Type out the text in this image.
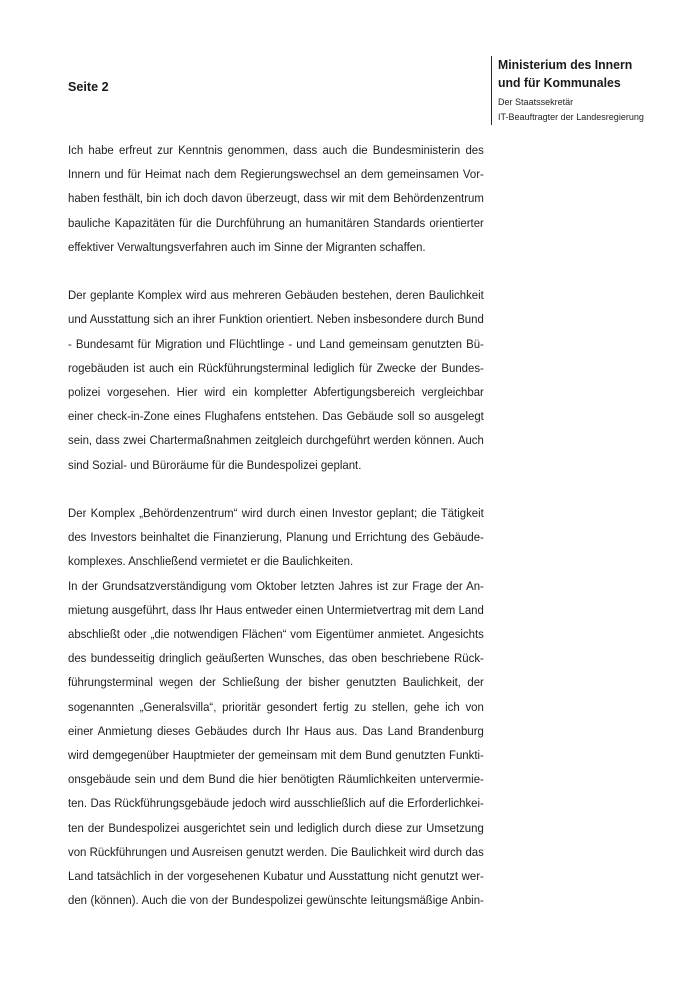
Ministerium des Innern
und für Kommunales
Der Staatssekretär
IT-Beauftragter der Landesregierung
Seite 2
Ich habe erfreut zur Kenntnis genommen, dass auch die Bundesministerin des
Innern und für Heimat nach dem Regierungswechsel an dem gemeinsamen Vor-
haben festhält, bin ich doch davon überzeugt, dass wir mit dem Behördenzentrum
bauliche Kapazitäten für die Durchführung an humanitären Standards orientierter
effektiver Verwaltungsverfahren auch im Sinne der Migranten schaffen.
Der geplante Komplex wird aus mehreren Gebäuden bestehen, deren Baulichkeit
und Ausstattung sich an ihrer Funktion orientiert. Neben insbesondere durch Bund
- Bundesamt für Migration und Flüchtlinge - und Land gemeinsam genutzten Bü-
rogebäuden ist auch ein Rückführungsterminal lediglich für Zwecke der Bundes-
polizei vorgesehen. Hier wird ein kompletter Abfertigungsbereich vergleichbar
einer check-in-Zone eines Flughafens entstehen. Das Gebäude soll so ausgelegt
sein, dass zwei Chartermaßnahmen zeitgleich durchgeführt werden können. Auch
sind Sozial- und Büroräume für die Bundespolizei geplant.
Der Komplex „Behördenzentrum“ wird durch einen Investor geplant; die Tätigkeit
des Investors beinhaltet die Finanzierung, Planung und Errichtung des Gebäude-
komplexes. Anschließend vermietet er die Baulichkeiten.
In der Grundsatzverständigung vom Oktober letzten Jahres ist zur Frage der An-
mietung ausgeführt, dass Ihr Haus entweder einen Untermietvertrag mit dem Land
abschließt oder „die notwendigen Flächen“ vom Eigentümer anmietet. Angesichts
des bundesseitig dringlich geäußerten Wunsches, das oben beschriebene Rück-
führungsterminal wegen der Schließung der bisher genutzten Baulichkeit, der
sogenannten „Generalsvilla“, prioritär gesondert fertig zu stellen, gehe ich von
einer Anmietung dieses Gebäudes durch Ihr Haus aus. Das Land Brandenburg
wird demgegenüber Hauptmieter der gemeinsam mit dem Bund genutzten Funkti-
onsgebäude sein und dem Bund die hier benötigten Räumlichkeiten untervermie-
ten. Das Rückführungsgebäude jedoch wird ausschließlich auf die Erforderlichkei-
ten der Bundespolizei ausgerichtet sein und lediglich durch diese zur Umsetzung
von Rückführungen und Ausreisen genutzt werden. Die Baulichkeit wird durch das
Land tatsächlich in der vorgesehenen Kubatur und Ausstattung nicht genutzt wer-
den (können). Auch die von der Bundespolizei gewünschte leitungsmäßige Anbin-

§ **Your goal**:
Where a line above contains the word "einen", copy that line.

§ **Exercise result**:
Der Komplex „Behördenzentrum“ wird durch einen Investor geplant; die Tätigkeit
mietung ausgeführt, dass Ihr Haus entweder einen Untermietvertrag mit dem Land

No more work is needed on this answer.